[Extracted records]

···

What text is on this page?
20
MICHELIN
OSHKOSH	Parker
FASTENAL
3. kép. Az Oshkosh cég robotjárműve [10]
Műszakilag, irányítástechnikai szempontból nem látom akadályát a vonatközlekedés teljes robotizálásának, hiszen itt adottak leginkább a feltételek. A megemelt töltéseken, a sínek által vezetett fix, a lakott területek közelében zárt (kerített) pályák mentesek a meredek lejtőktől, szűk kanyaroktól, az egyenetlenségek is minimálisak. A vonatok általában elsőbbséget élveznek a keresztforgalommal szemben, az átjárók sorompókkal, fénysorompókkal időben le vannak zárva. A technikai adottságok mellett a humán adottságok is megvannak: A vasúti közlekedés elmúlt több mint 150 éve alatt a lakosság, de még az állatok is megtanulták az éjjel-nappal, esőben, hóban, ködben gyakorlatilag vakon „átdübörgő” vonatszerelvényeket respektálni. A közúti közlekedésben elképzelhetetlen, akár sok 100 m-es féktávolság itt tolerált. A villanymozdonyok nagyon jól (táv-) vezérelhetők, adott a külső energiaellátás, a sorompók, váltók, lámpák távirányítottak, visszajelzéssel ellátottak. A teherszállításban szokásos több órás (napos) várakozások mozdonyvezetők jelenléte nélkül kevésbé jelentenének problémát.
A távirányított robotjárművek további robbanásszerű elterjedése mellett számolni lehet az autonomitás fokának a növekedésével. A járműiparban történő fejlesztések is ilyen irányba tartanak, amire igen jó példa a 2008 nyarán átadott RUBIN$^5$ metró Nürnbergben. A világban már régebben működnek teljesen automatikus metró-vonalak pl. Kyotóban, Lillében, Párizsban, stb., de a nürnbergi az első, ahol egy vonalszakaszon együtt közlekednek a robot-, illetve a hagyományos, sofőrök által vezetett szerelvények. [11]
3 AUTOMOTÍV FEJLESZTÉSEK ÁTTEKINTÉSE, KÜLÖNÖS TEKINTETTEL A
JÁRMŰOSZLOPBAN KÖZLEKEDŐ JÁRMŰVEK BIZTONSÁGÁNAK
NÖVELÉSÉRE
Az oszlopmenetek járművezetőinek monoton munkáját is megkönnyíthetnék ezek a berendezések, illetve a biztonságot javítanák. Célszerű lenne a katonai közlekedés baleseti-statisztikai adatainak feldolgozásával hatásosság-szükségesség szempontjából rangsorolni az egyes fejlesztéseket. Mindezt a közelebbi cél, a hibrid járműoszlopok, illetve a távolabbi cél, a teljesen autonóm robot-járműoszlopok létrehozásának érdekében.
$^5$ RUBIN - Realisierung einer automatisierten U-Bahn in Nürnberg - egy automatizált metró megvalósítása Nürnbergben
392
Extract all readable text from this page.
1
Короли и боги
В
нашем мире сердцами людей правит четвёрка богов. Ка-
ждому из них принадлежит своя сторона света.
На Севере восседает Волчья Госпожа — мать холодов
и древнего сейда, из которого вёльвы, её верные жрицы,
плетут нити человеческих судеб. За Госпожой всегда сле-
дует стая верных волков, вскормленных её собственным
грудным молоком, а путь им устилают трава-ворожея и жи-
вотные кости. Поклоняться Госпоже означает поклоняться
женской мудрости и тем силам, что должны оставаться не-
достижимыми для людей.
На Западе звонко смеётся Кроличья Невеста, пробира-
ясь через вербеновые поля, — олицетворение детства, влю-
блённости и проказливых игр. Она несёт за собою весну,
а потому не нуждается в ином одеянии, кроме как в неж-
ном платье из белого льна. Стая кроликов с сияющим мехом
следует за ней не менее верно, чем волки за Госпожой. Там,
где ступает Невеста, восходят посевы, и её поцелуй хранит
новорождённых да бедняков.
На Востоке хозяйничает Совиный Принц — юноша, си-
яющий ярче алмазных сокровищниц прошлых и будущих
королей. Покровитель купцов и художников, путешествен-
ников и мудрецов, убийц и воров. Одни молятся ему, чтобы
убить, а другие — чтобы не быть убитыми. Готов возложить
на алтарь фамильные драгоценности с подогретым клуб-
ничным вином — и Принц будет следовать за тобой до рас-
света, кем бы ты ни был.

···

TO BE DONE: All of the lines above must be returned exactly.

EXERCISE RESULT:
What text is on this page?
20
MICHELIN
OSHKOSH	Parker
FASTENAL
3. kép. Az Oshkosh cég robotjárműve [10]
Műszakilag, irányítástechnikai szempontból nem látom akadályát a vonatközlekedés teljes robotizálásának, hiszen itt adottak leginkább a feltételek. A megemelt töltéseken, a sínek által vezetett fix, a lakott területek közelében zárt (kerített) pályák mentesek a meredek lejtőktől, szűk kanyaroktól, az egyenetlenségek is minimálisak. A vonatok általában elsőbbséget élveznek a keresztforgalommal szemben, az átjárók sorompókkal, fénysorompókkal időben le vannak zárva. A technikai adottságok mellett a humán adottságok is megvannak: A vasúti közlekedés elmúlt több mint 150 éve alatt a lakosság, de még az állatok is megtanulták az éjjel-nappal, esőben, hóban, ködben gyakorlatilag vakon „átdübörgő” vonatszerelvényeket respektálni. A közúti közlekedésben elképzelhetetlen, akár sok 100 m-es féktávolság itt tolerált. A villanymozdonyok nagyon jól (táv-) vezérelhetők, adott a külső energiaellátás, a sorompók, váltók, lámpák távirányítottak, visszajelzéssel ellátottak. A teherszállításban szokásos több órás (napos) várakozások mozdonyvezetők jelenléte nélkül kevésbé jelentenének problémát.
A távirányított robotjárművek további robbanásszerű elterjedése mellett számolni lehet az autonomitás fokának a növekedésével. A járműiparban történő fejlesztések is ilyen irányba tartanak, amire igen jó példa a 2008 nyarán átadott RUBIN$^5$ metró Nürnbergben. A világban már régebben működnek teljesen automatikus metró-vonalak pl. Kyotóban, Lillében, Párizsban, stb., de a nürnbergi az első, ahol egy vonalszakaszon együtt közlekednek a robot-, illetve a hagyományos, sofőrök által vezetett szerelvények. [11]
3 AUTOMOTÍV FEJLESZTÉSEK ÁTTEKINTÉSE, KÜLÖNÖS TEKINTETTEL A
JÁRMŰOSZLOPBAN KÖZLEKEDŐ JÁRMŰVEK BIZTONSÁGÁNAK
NÖVELÉSÉRE
Az oszlopmenetek járművezetőinek monoton munkáját is megkönnyíthetnék ezek a berendezések, illetve a biztonságot javítanák. Célszerű lenne a katonai közlekedés baleseti-statisztikai adatainak feldolgozásával hatásosság-szükségesség szempontjából rangsorolni az egyes fejlesztéseket. Mindezt a közelebbi cél, a hibrid járműoszlopok, illetve a távolabbi cél, a teljesen autonóm robot-járműoszlopok létrehozásának érdekében.
$^5$ RUBIN - Realisierung einer automatisierten U-Bahn in Nürnberg - egy automatizált metró megvalósítása Nürnbergben
392
Extract all readable text from this page.
1
Короли и боги
В
нашем мире сердцами людей правит четвёрка богов. Ка-
ждому из них принадлежит своя сторона света.
На Севере восседает Волчья Госпожа — мать холодов
и древнего сейда, из которого вёльвы, её верные жрицы,
плетут нити человеческих судеб. За Госпожой всегда сле-
дует стая верных волков, вскормленных её собственным
грудным молоком, а путь им устилают трава-ворожея и жи-
вотные кости. Поклоняться Госпоже означает поклоняться
женской мудрости и тем силам, что должны оставаться не-
достижимыми для людей.
На Западе звонко смеётся Кроличья Невеста, пробира-
ясь через вербеновые поля, — олицетворение детства, влю-
блённости и проказливых игр. Она несёт за собою весну,
а потому не нуждается в ином одеянии, кроме как в неж-
ном платье из белого льна. Стая кроликов с сияющим мехом
следует за ней не менее верно, чем волки за Госпожой. Там,
где ступает Невеста, восходят посевы, и её поцелуй хранит
новорождённых да бедняков.
На Востоке хозяйничает Совиный Принц — юноша, си-
яющий ярче алмазных сокровищниц прошлых и будущих
королей. Покровитель купцов и художников, путешествен-
ников и мудрецов, убийц и воров. Одни молятся ему, чтобы
убить, а другие — чтобы не быть убитыми. Готов возложить
на алтарь фамильные драгоценности с подогретым клуб-
ничным вином — и Принц будет следовать за тобой до рас-
света, кем бы ты ни был.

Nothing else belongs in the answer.